Direction. Leave the pictures out, and retype all of the material exactly as written.

+++

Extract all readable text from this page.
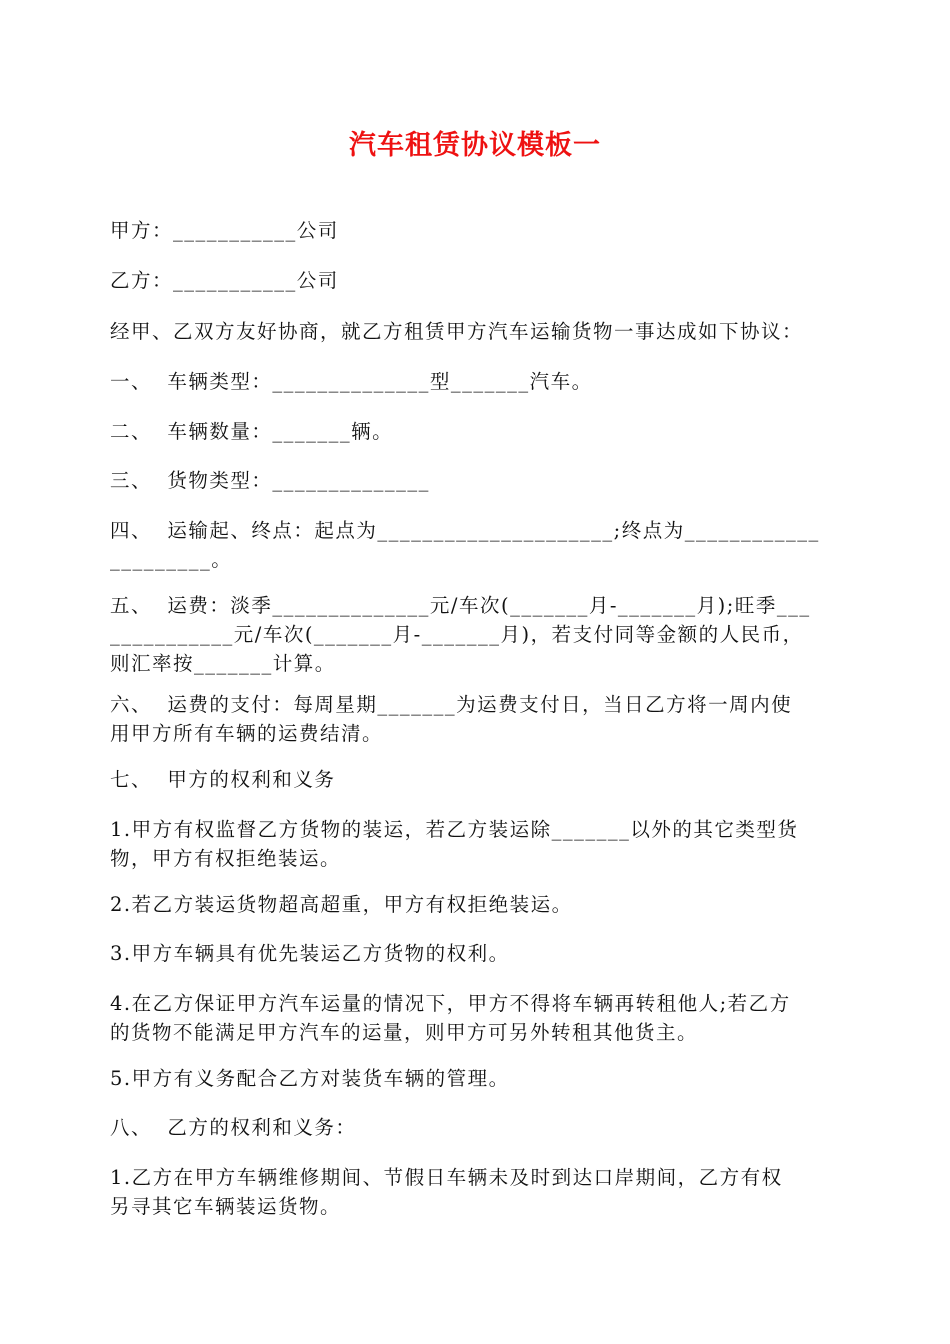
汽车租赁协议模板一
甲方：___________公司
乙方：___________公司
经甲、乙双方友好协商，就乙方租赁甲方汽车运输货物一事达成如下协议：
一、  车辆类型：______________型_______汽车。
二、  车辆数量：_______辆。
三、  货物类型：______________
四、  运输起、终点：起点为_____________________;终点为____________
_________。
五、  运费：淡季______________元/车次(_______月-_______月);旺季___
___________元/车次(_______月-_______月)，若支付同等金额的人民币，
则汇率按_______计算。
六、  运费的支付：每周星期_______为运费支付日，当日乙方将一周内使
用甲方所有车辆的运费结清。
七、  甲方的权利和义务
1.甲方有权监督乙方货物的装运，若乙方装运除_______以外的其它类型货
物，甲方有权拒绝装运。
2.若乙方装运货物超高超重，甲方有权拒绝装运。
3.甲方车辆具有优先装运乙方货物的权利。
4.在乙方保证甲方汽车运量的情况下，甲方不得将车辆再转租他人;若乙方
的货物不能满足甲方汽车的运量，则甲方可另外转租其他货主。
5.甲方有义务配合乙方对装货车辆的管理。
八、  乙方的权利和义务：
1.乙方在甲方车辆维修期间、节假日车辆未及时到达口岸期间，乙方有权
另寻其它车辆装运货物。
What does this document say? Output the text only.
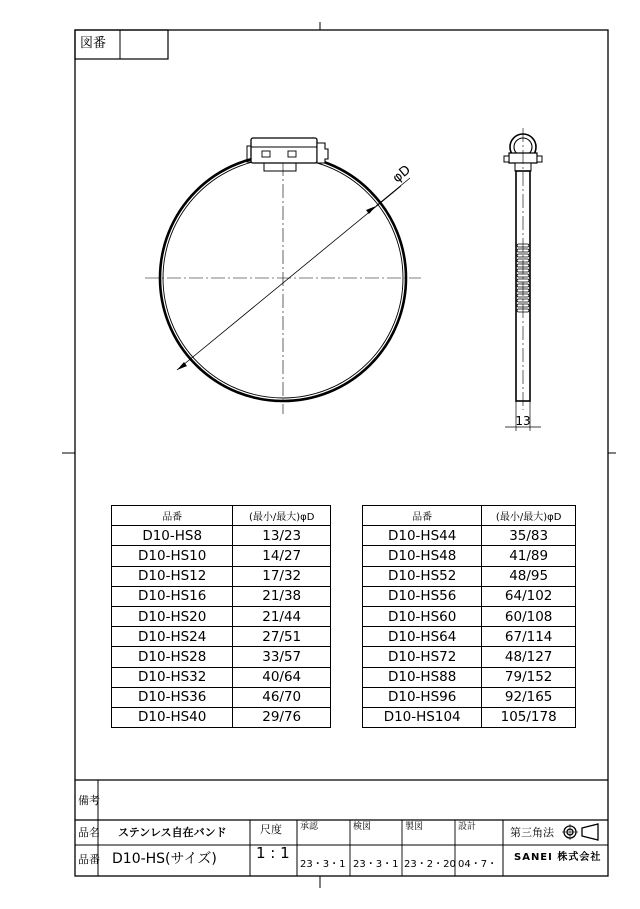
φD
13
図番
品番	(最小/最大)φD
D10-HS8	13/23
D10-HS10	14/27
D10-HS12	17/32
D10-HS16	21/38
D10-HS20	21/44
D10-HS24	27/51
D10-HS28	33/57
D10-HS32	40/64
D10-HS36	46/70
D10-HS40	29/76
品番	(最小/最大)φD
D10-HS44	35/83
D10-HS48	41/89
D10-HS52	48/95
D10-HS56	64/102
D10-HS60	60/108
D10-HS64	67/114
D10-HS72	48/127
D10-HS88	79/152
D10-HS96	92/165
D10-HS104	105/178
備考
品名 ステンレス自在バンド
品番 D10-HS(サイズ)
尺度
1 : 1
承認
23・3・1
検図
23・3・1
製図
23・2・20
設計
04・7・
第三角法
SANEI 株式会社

+++

Response below.
Extract all readable text from this page.
汽车租赁协议模板一
甲方：___________公司
乙方：___________公司
经甲、乙双方友好协商，就乙方租赁甲方汽车运输货物一事达成如下协议：
一、  车辆类型：______________型_______汽车。
二、  车辆数量：_______辆。
三、  货物类型：______________
四、  运输起、终点：起点为_____________________;终点为____________
_________。
五、  运费：淡季______________元/车次(_______月-_______月);旺季___
___________元/车次(_______月-_______月)，若支付同等金额的人民币，
则汇率按_______计算。
六、  运费的支付：每周星期_______为运费支付日，当日乙方将一周内使
用甲方所有车辆的运费结清。
七、  甲方的权利和义务
1.甲方有权监督乙方货物的装运，若乙方装运除_______以外的其它类型货
物，甲方有权拒绝装运。
2.若乙方装运货物超高超重，甲方有权拒绝装运。
3.甲方车辆具有优先装运乙方货物的权利。
4.在乙方保证甲方汽车运量的情况下，甲方不得将车辆再转租他人;若乙方
的货物不能满足甲方汽车的运量，则甲方可另外转租其他货主。
5.甲方有义务配合乙方对装货车辆的管理。
八、  乙方的权利和义务：
1.乙方在甲方车辆维修期间、节假日车辆未及时到达口岸期间，乙方有权
另寻其它车辆装运货物。
What does this document say? Output the text only.
φD
13
図番
品番	(最小/最大)φD
D10-HS8	13/23
D10-HS10	14/27
D10-HS12	17/32
D10-HS16	21/38
D10-HS20	21/44
D10-HS24	27/51
D10-HS28	33/57
D10-HS32	40/64
D10-HS36	46/70
D10-HS40	29/76
品番	(最小/最大)φD
D10-HS44	35/83
D10-HS48	41/89
D10-HS52	48/95
D10-HS56	64/102
D10-HS60	60/108
D10-HS64	67/114
D10-HS72	48/127
D10-HS88	79/152
D10-HS96	92/165
D10-HS104	105/178
備考
品名 ステンレス自在バンド
品番 D10-HS(サイズ)
尺度
1 : 1
承認
23・3・1
検図
23・3・1
製図
23・2・20
設計
04・7・
第三角法
SANEI 株式会社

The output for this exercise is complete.